*Available data*.

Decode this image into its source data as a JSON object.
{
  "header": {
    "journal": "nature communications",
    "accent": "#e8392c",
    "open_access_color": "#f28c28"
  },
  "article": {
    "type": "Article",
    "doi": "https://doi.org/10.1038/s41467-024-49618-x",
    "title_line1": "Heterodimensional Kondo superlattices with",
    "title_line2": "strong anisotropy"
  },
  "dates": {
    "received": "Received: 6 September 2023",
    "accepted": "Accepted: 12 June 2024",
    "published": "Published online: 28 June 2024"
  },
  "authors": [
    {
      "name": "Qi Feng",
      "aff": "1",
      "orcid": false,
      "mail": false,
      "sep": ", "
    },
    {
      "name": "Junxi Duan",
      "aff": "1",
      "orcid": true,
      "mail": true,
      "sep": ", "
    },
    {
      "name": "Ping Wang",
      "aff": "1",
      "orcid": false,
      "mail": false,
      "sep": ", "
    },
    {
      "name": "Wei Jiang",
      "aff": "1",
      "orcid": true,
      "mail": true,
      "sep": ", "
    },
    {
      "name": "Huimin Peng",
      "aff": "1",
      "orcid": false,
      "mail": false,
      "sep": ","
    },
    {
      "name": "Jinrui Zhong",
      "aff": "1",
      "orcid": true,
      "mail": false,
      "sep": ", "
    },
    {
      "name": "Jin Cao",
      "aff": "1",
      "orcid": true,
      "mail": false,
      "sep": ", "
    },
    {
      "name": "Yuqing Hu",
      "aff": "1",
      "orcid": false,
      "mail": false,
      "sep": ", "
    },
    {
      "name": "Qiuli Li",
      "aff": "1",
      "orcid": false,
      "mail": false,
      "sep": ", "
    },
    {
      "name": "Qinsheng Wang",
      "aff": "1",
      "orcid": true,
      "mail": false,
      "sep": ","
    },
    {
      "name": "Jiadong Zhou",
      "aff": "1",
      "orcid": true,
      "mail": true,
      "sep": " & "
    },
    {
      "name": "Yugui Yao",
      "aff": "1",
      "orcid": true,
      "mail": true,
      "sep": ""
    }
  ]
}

*What needs to be done*.
Your task is to pick out every line with the string "June" and copy it.

*Reply to the task*.
    "accepted": "Accepted: 12 June 2024",
    "published": "Published online: 28 June 2024"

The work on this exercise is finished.